** Exercise **
Pick out every line below that contains the string "lower", copying each one in full. Case counts.

[Annotated element listings]

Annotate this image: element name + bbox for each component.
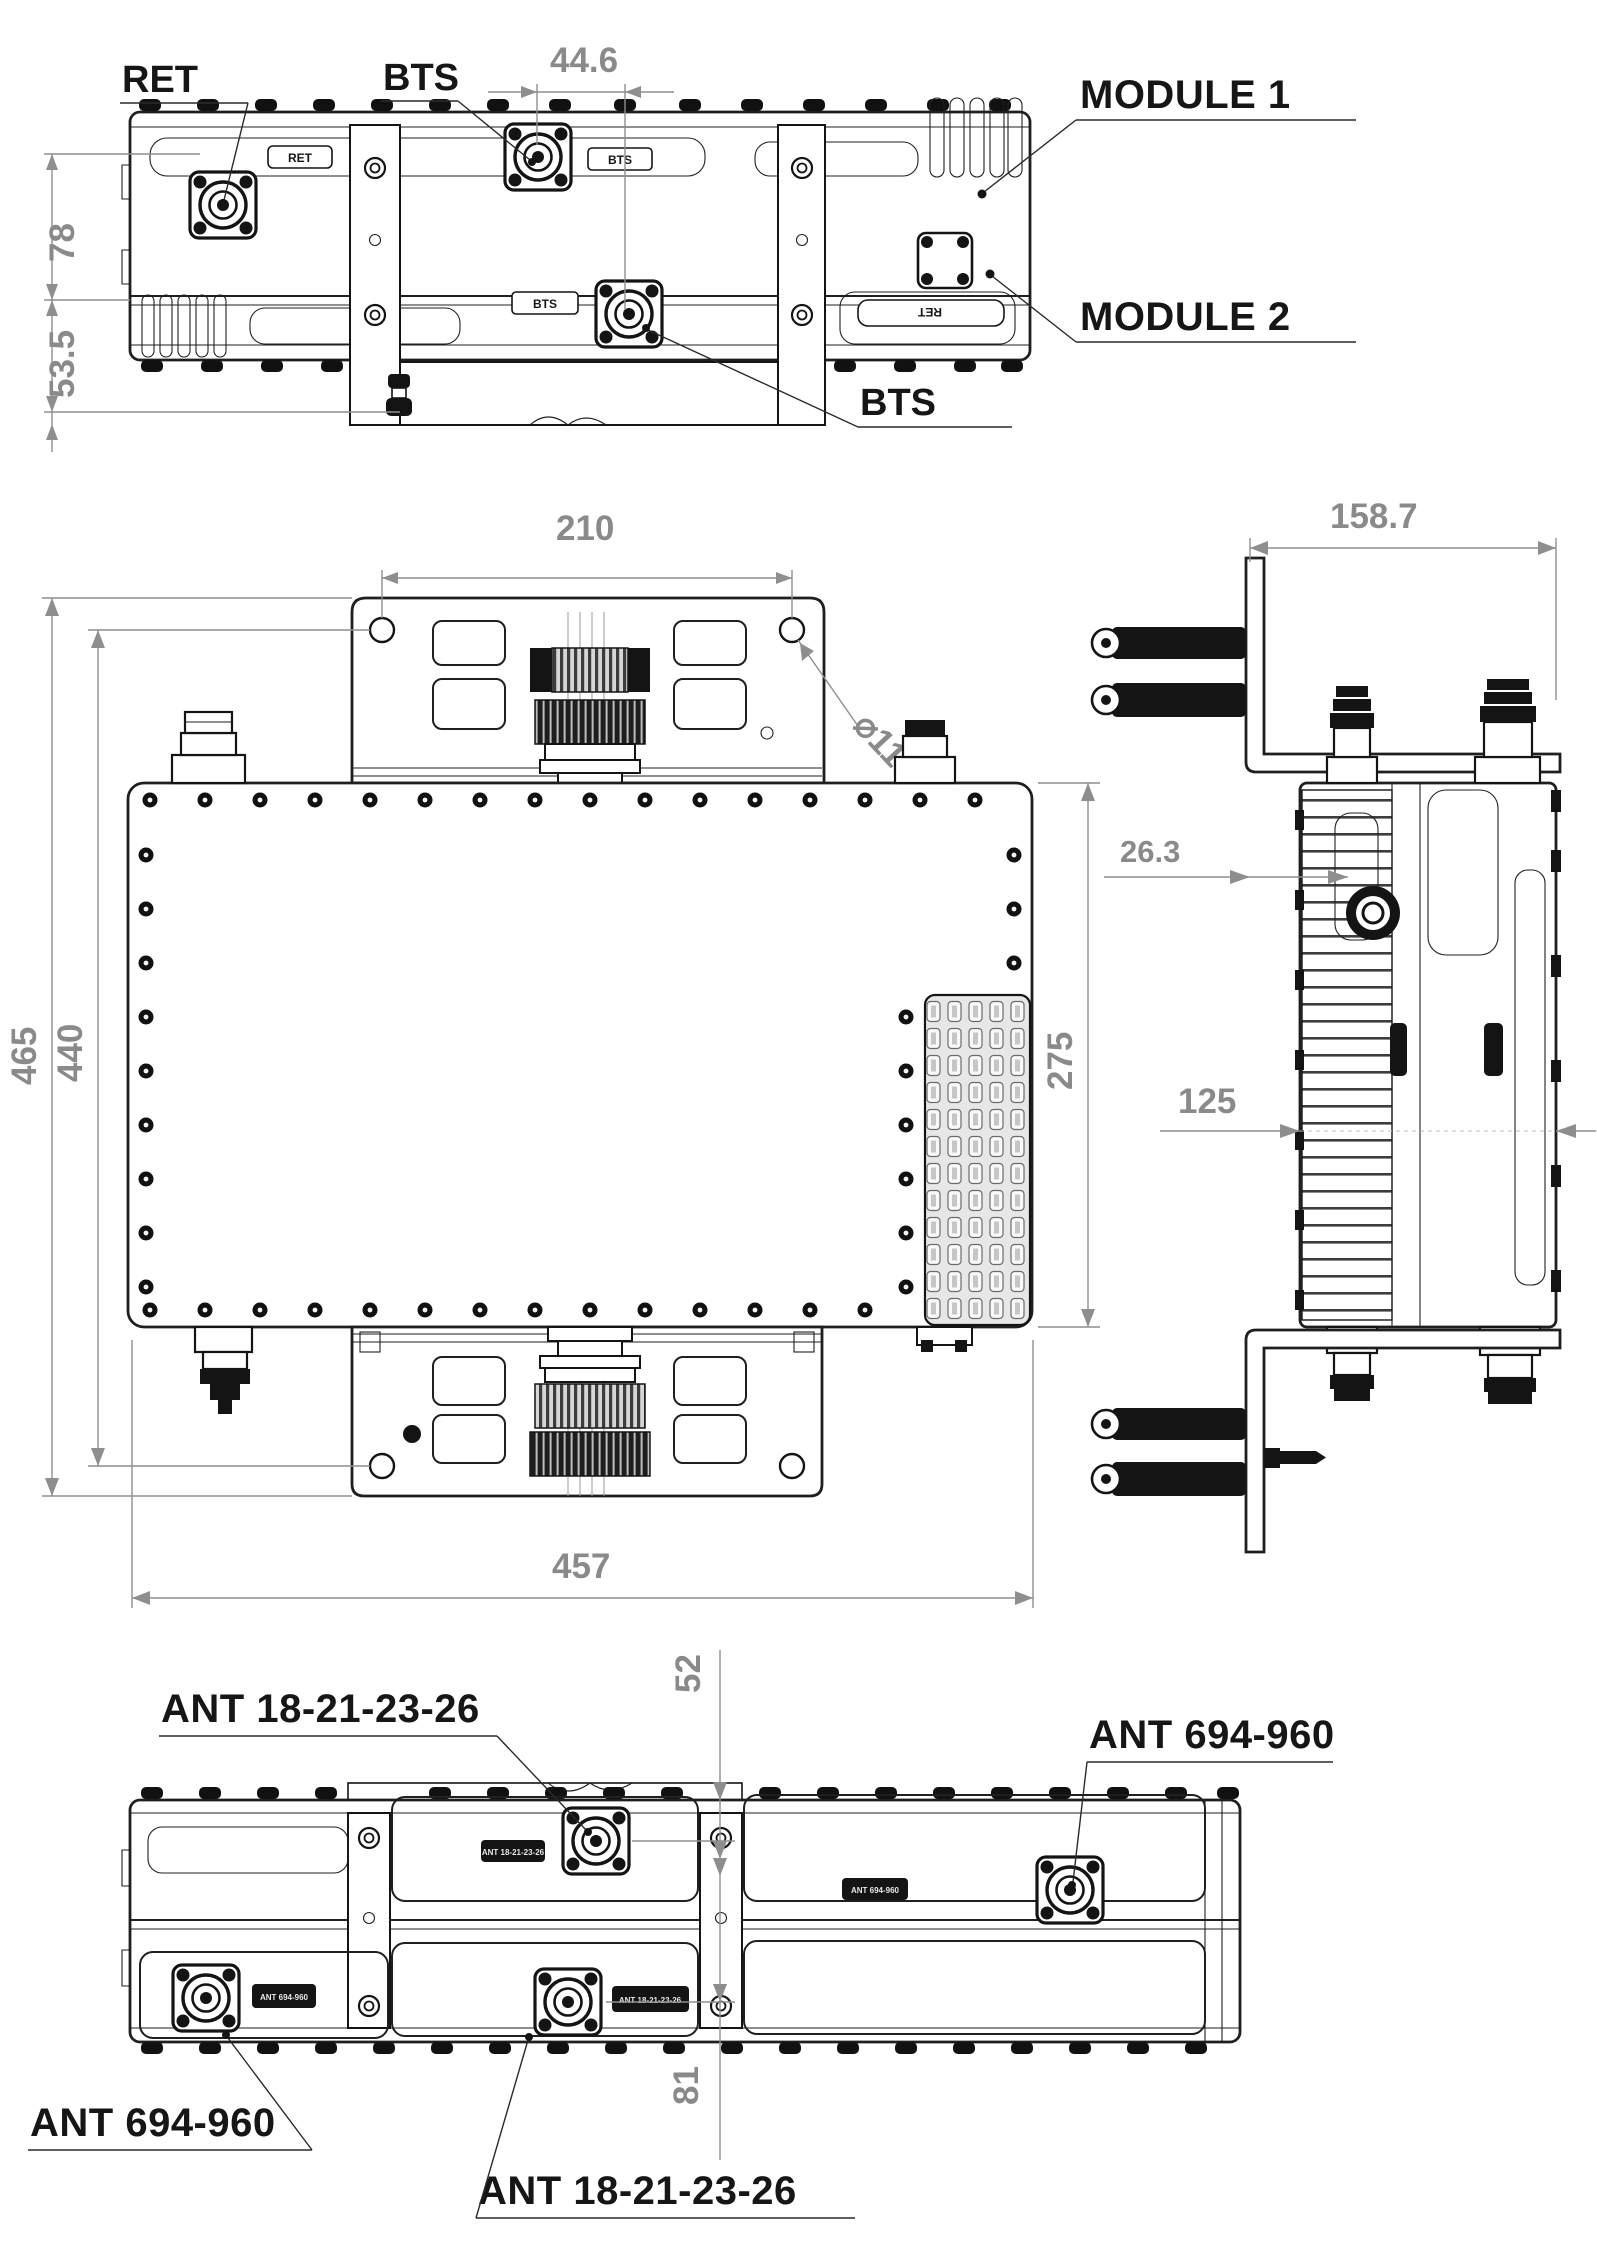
side-view-knob (1346, 886, 1400, 940)
drawing-sheet: RET RET BTS BTS (0, 0, 1597, 2247)
dim-457-text: 457 (552, 1547, 610, 1586)
dim-158-7: 158.7 (1250, 497, 1556, 700)
ant-low-right-connector (1037, 1857, 1103, 1923)
ant-plate-lower-left-text: ANT 694-960 (260, 1993, 309, 2002)
bts-lower-plate: BTS (512, 292, 578, 314)
dim-210-text: 210 (556, 509, 614, 548)
ant-plate-lower-mid: ANT 18-21-23-26 (612, 1986, 689, 2012)
front-top-left-port (172, 712, 245, 783)
bottom-view: ANT 18-21-23-26 ANT 694-960 ANT 694-960 … (28, 1650, 1335, 2218)
ant-plate-upper-mid-text: ANT 18-21-23-26 (482, 1848, 545, 1857)
bts-upper-callout: BTS (383, 57, 459, 99)
dim-465-text: 465 (5, 1027, 44, 1085)
dim-275-text: 275 (1041, 1032, 1080, 1090)
ant-plate-lower-left: ANT 694-960 (252, 1984, 316, 2008)
ant-low-right-callout: ANT 694-960 (1089, 1713, 1335, 1757)
ret-left-plate: RET (268, 146, 332, 168)
bts-lower-engraving: BTS (533, 297, 557, 311)
side-bottom-clamps (1092, 1408, 1246, 1496)
ant-high-upper-callout: ANT 18-21-23-26 (161, 1687, 480, 1731)
module2-callout: MODULE 2 (1080, 295, 1291, 339)
front-top-right-port (895, 720, 955, 783)
dim-44-6-text: 44.6 (550, 41, 618, 80)
top-view-top-screws (139, 99, 1011, 111)
ant-plate-lower-mid-text: ANT 18-21-23-26 (619, 1996, 682, 2005)
ant-low-left-connector (173, 1965, 239, 2031)
front-view-body (128, 783, 1032, 1327)
ant-high-upper-connector (563, 1808, 629, 1874)
ant-high-lower-callout: ANT 18-21-23-26 (478, 2169, 797, 2213)
dim-81-text: 81 (667, 2066, 706, 2105)
ant-low-left-callout: ANT 694-960 (30, 2101, 276, 2145)
bts-upper-plate: BTS (588, 148, 652, 170)
bts-lower-connector (596, 281, 662, 347)
front-bottom-left-port (195, 1327, 252, 1414)
ant-plate-right: ANT 694-960 (842, 1878, 908, 1900)
top-view: RET RET BTS BTS (43, 41, 1356, 452)
bts-upper-connector (505, 124, 571, 190)
dim-52-text: 52 (669, 1654, 708, 1693)
side-top-clamps (1092, 627, 1246, 717)
ret-right-plate: RET (858, 300, 1004, 326)
ant-plate-upper-mid: ANT 18-21-23-26 (481, 1840, 545, 1862)
dim-275: 275 (1038, 783, 1100, 1327)
side-bracket-bolt (1264, 1448, 1326, 1468)
module2-flange (918, 233, 972, 288)
bts-lower-callout: BTS (860, 382, 936, 424)
ant-high-lower-connector (535, 1969, 601, 2035)
dim-440-text: 440 (51, 1024, 90, 1082)
ret-left-engraving: RET (288, 151, 313, 165)
dim-26-3-text: 26.3 (1120, 834, 1180, 869)
dim-78-text: 78 (43, 223, 82, 262)
bts-upper-engraving: BTS (608, 153, 632, 167)
front-view-heatsink (925, 995, 1030, 1325)
cad-drawing: RET RET BTS BTS (0, 0, 1597, 2247)
front-bottom-bracket (352, 1327, 822, 1496)
ant-plate-right-text: ANT 694-960 (851, 1886, 900, 1895)
dim-125-text: 125 (1178, 1082, 1236, 1121)
module1-callout: MODULE 1 (1080, 73, 1291, 117)
dim-158-7-text: 158.7 (1330, 497, 1418, 536)
ret-right-engraving: RET (917, 305, 942, 319)
front-view: 210 ⌀11 (5, 509, 1100, 1608)
ret-callout: RET (122, 59, 198, 101)
bottom-view-bottom-screws (141, 2042, 1207, 2054)
front-top-bracket (352, 598, 824, 812)
front-bottom-right-tab (917, 1327, 972, 1352)
dim-53-5-text: 53.5 (43, 330, 82, 398)
side-view: 158.7 26.3 125 (1092, 497, 1596, 1552)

** Written response **
ant-plate-lower-left-text: ANT 694-960 (260, 1993, 309, 2002)
bts-lower-plate: BTS (512, 292, 578, 314)
ant-plate-lower-mid: ANT 18-21-23-26 (612, 1986, 689, 2012)
ant-plate-lower-left: ANT 694-960 (252, 1984, 316, 2008)
bts-lower-engraving: BTS (533, 297, 557, 311)
ant-plate-lower-mid-text: ANT 18-21-23-26 (619, 1996, 682, 2005)
ant-high-lower-callout: ANT 18-21-23-26 (478, 2169, 797, 2213)
bts-lower-connector (596, 281, 662, 347)
bts-lower-callout: BTS (860, 382, 936, 424)
ant-high-lower-connector (535, 1969, 601, 2035)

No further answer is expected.